§ **Written problem**: Check each line of the entries below for the string "gold"; copy every line where it appears.

-- BEGIN Extracted information --

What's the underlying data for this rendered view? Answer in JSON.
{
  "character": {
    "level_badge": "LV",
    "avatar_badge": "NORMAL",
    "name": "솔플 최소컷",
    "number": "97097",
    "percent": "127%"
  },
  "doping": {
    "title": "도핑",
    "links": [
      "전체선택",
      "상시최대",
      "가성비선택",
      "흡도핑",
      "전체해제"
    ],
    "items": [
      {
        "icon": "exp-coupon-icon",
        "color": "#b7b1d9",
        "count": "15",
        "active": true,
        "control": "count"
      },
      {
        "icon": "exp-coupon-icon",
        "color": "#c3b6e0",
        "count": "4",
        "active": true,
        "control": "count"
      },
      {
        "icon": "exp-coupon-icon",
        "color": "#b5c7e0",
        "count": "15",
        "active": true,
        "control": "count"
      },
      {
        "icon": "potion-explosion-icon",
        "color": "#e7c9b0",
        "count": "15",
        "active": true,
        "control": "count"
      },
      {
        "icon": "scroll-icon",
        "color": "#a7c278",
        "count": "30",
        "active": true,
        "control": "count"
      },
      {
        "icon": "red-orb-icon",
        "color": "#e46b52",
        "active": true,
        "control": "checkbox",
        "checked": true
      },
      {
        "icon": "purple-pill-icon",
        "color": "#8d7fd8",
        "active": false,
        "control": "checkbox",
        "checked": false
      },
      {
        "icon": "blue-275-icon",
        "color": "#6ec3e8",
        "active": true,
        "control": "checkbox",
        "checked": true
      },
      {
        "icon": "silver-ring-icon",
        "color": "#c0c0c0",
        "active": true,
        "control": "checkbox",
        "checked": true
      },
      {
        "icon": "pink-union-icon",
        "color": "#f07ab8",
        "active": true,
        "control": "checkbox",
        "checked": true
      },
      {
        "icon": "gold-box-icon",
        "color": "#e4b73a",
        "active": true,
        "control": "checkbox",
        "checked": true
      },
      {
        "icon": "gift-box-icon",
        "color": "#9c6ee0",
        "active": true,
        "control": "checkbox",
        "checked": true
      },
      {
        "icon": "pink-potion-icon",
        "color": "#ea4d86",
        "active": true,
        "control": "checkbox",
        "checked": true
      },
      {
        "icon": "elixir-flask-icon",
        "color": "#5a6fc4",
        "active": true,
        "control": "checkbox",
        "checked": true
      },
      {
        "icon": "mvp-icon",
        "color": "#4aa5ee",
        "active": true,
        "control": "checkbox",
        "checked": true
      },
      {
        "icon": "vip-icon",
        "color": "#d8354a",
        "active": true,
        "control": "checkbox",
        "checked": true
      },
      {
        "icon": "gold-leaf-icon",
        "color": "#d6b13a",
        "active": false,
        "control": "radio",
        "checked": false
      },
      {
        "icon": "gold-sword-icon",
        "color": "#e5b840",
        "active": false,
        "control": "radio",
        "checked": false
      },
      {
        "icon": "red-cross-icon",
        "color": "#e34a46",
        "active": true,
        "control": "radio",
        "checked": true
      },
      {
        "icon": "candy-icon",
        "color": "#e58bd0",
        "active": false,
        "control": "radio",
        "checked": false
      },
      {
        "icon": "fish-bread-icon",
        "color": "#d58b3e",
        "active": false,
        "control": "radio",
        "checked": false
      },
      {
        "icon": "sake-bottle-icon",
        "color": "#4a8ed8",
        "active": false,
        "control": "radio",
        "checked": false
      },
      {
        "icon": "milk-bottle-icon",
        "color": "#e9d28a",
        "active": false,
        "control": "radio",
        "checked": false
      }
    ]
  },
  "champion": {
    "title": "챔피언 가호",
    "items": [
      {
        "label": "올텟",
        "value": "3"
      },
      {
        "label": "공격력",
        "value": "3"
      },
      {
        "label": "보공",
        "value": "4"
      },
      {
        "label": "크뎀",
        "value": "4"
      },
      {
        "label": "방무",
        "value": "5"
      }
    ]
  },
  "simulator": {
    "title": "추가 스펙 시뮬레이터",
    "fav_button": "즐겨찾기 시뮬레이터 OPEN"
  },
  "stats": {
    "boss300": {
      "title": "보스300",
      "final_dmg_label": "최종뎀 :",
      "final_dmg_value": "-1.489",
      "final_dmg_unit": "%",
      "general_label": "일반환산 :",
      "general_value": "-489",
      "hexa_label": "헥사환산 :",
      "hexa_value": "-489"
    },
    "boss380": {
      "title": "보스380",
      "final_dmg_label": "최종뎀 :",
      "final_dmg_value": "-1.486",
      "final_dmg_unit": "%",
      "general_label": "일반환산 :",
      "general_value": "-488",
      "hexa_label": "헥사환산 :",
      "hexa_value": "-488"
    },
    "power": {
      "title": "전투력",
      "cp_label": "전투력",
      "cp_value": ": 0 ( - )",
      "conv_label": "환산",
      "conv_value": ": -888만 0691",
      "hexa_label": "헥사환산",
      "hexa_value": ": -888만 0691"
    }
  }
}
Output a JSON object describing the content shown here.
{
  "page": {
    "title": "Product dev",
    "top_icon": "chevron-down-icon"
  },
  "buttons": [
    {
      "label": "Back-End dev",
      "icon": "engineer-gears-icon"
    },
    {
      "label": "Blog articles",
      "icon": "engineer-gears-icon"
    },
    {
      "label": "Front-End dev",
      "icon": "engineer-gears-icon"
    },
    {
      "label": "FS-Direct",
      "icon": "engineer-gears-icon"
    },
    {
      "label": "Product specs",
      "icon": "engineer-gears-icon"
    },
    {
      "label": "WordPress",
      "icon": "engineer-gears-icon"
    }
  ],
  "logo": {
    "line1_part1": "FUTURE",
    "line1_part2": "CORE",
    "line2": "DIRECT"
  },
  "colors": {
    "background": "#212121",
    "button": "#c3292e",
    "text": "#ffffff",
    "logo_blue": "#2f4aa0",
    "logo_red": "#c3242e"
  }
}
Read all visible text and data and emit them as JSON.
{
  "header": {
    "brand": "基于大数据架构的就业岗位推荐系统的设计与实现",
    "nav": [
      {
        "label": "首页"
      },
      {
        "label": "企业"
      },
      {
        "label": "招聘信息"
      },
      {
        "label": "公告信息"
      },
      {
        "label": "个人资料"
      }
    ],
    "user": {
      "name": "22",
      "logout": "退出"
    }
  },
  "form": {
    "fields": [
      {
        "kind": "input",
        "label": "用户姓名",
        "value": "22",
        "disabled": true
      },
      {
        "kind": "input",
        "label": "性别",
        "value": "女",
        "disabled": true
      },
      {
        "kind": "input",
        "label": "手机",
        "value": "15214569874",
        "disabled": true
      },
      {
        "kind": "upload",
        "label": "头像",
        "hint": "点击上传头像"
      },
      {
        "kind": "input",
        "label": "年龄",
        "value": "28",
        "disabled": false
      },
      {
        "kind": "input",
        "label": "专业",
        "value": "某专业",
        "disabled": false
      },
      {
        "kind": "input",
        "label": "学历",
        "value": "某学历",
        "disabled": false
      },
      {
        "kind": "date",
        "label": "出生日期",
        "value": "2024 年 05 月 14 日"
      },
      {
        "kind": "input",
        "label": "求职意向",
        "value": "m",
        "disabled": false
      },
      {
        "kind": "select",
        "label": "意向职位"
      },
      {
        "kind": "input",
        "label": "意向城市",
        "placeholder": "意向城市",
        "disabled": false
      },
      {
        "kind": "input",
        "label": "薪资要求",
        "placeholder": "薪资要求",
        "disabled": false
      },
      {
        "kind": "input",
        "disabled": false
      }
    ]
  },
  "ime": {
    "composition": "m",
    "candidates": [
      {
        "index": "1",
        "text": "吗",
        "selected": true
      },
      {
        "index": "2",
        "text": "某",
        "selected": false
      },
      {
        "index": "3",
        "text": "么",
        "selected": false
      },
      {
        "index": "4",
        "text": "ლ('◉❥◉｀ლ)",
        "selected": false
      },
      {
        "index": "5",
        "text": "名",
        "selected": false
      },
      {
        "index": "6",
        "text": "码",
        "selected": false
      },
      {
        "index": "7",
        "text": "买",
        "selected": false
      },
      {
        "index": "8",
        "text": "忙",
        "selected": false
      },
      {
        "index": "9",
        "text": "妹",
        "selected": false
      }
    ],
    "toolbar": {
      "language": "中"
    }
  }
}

-- END Extracted information --

§ **Exercise answer**:
        "icon": "gold-box-icon",
        "icon": "gold-leaf-icon",
        "icon": "gold-sword-icon",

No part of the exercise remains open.